• **What is expected**:
Gather all lines with the word "structured" in them.
----- Data for this task -----
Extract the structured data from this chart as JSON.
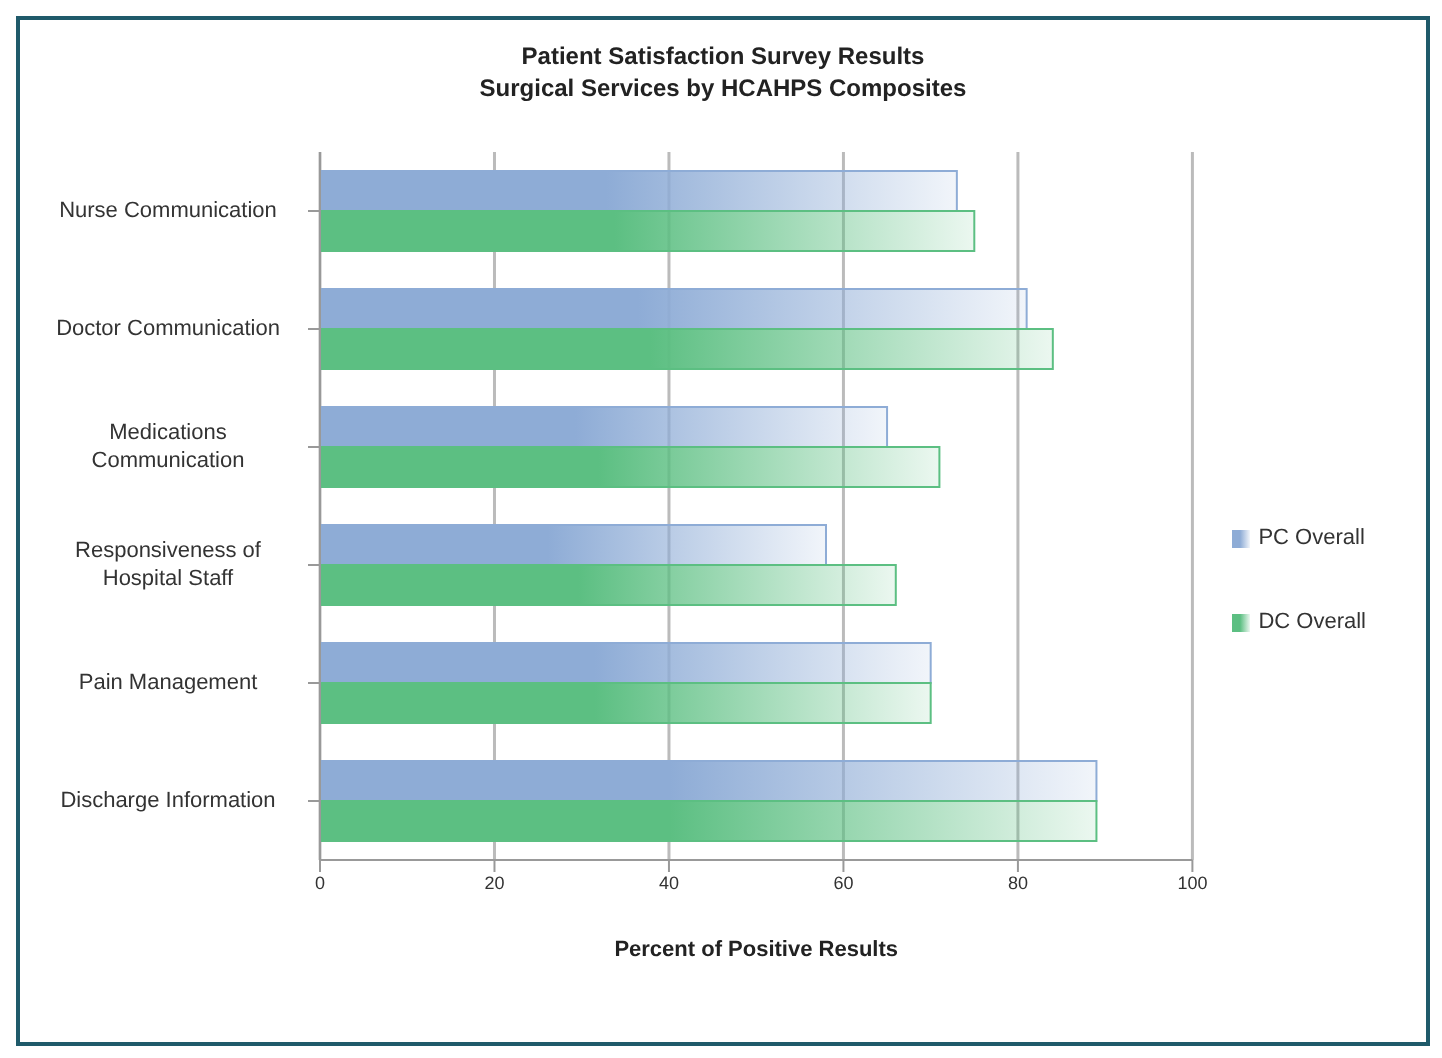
{
  "chart_data": {
    "type": "bar",
    "orientation": "horizontal",
    "title": "Patient Satisfaction Survey Results",
    "subtitle": "Surgical Services by HCAHPS Composites",
    "xlabel": "Percent of Positive Results",
    "categories": [
      "Nurse Communication",
      "Doctor Communication",
      "Medications Communication",
      "Responsiveness of Hospital Staff",
      "Pain Management",
      "Discharge Information"
    ],
    "series": [
      {
        "name": "PC Overall",
        "color": "#8eacd6",
        "values": [
          73,
          81,
          65,
          58,
          70,
          89
        ]
      },
      {
        "name": "DC Overall",
        "color": "#5cbf82",
        "values": [
          75,
          84,
          71,
          66,
          70,
          89
        ]
      }
    ],
    "xlim": [
      0,
      100
    ],
    "xticks": [
      0,
      20,
      40,
      60,
      80,
      100
    ],
    "grid": "x",
    "legend": "right"
  }
}
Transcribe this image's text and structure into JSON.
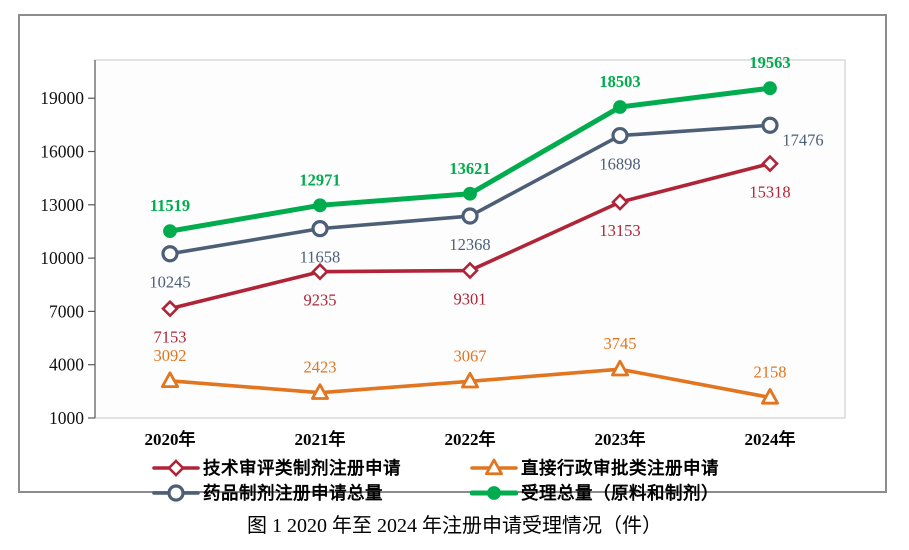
{
  "figure": {
    "caption": "图 1  2020 年至 2024 年注册申请受理情况（件）"
  },
  "chart_data": {
    "type": "line",
    "title": "图 1  2020 年至 2024 年注册申请受理情况（件）",
    "xlabel": "",
    "ylabel": "",
    "categories": [
      "2020年",
      "2021年",
      "2022年",
      "2023年",
      "2024年"
    ],
    "series": [
      {
        "name": "技术审评类制剂注册申请",
        "values": [
          7153,
          9235,
          9301,
          13153,
          15318
        ],
        "color": "#b02437",
        "marker": "diamond-open",
        "line_width": 3.6,
        "label_position": "below",
        "label_bold": false
      },
      {
        "name": "直接行政审批类注册申请",
        "values": [
          3092,
          2423,
          3067,
          3745,
          2158
        ],
        "color": "#e2751f",
        "marker": "triangle-open",
        "line_width": 3.6,
        "label_position": "above",
        "label_bold": false
      },
      {
        "name": "药品制剂注册申请总量",
        "values": [
          10245,
          11658,
          12368,
          16898,
          17476
        ],
        "color": "#4c5f77",
        "marker": "circle-open",
        "line_width": 3.6,
        "label_position": "below",
        "label_bold": false
      },
      {
        "name": "受理总量（原料和制剂）",
        "values": [
          11519,
          12971,
          13621,
          18503,
          19563
        ],
        "color": "#00ac4e",
        "marker": "circle-filled",
        "line_width": 5,
        "label_position": "above",
        "label_bold": true
      }
    ],
    "y_ticks": [
      1000,
      4000,
      7000,
      10000,
      13000,
      16000,
      19000
    ],
    "ylim": [
      1000,
      21150
    ],
    "grid": false,
    "legend_position": "bottom",
    "legend_columns": 2,
    "legend_order": [
      0,
      1,
      2,
      3
    ]
  }
}
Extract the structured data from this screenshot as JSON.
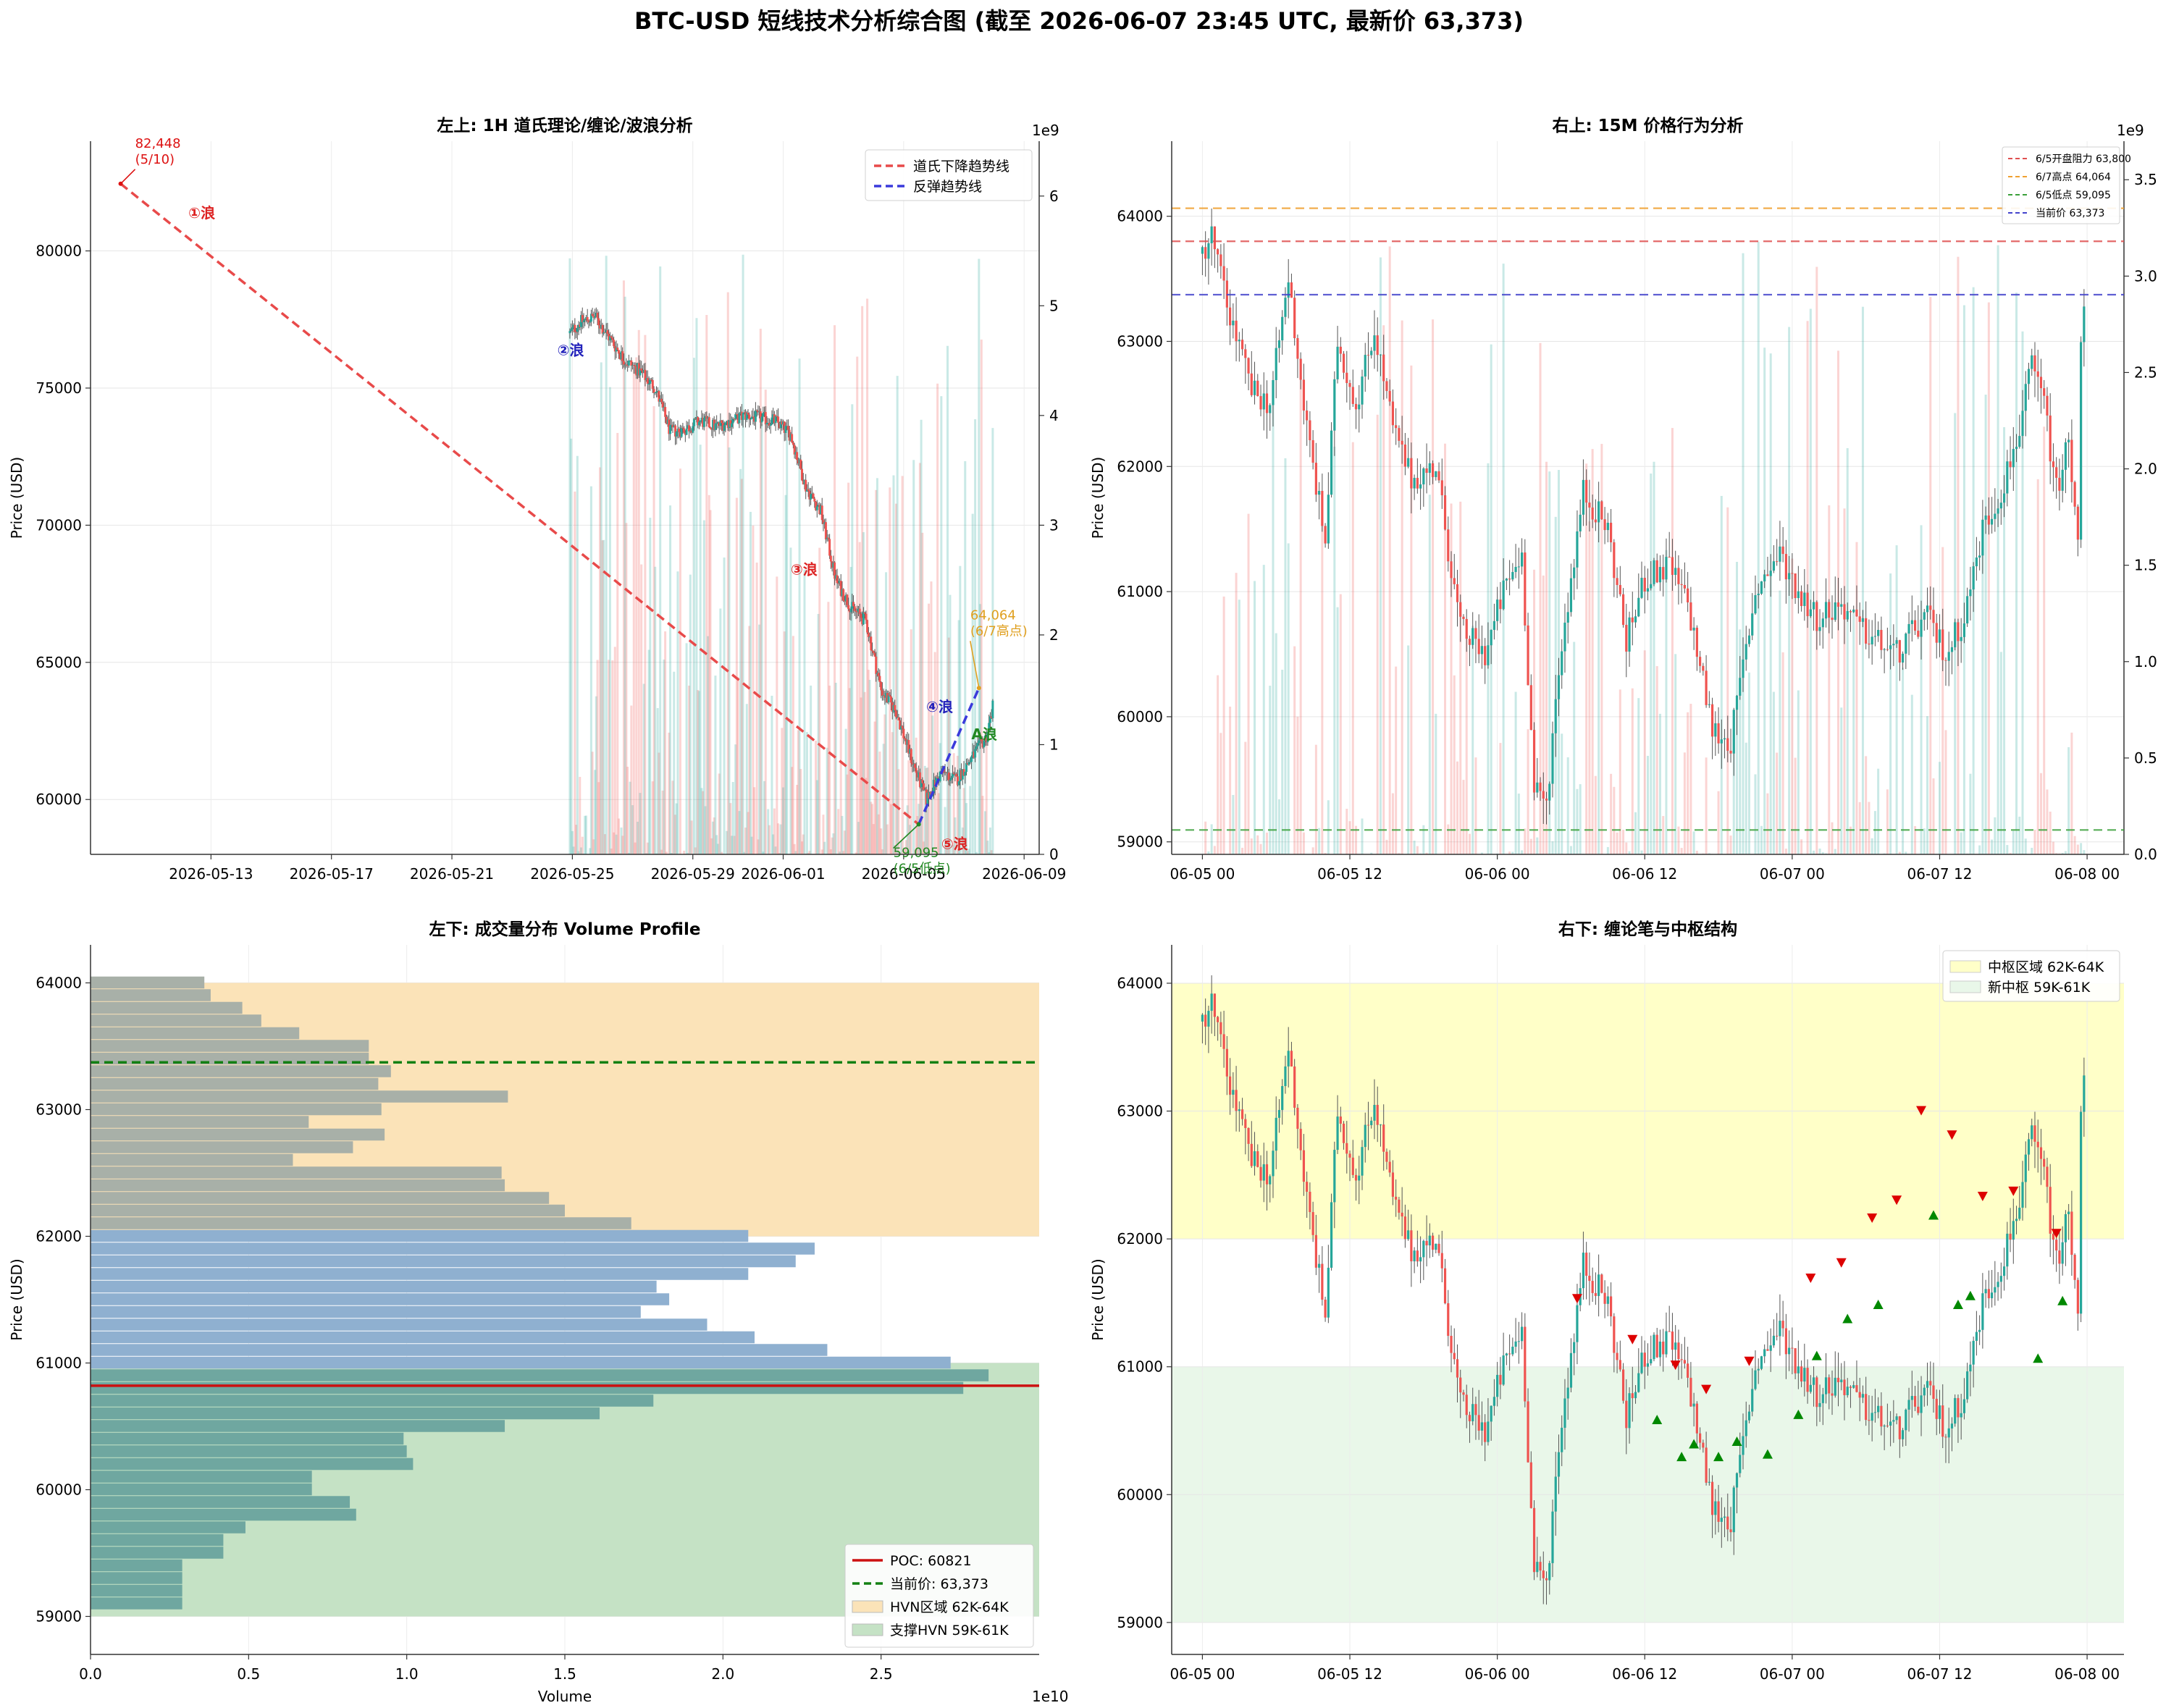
-----
• **Finished exercise**:
Extract the structured data from this chart as JSON.
Extract the structured data from this screenshot as JSON.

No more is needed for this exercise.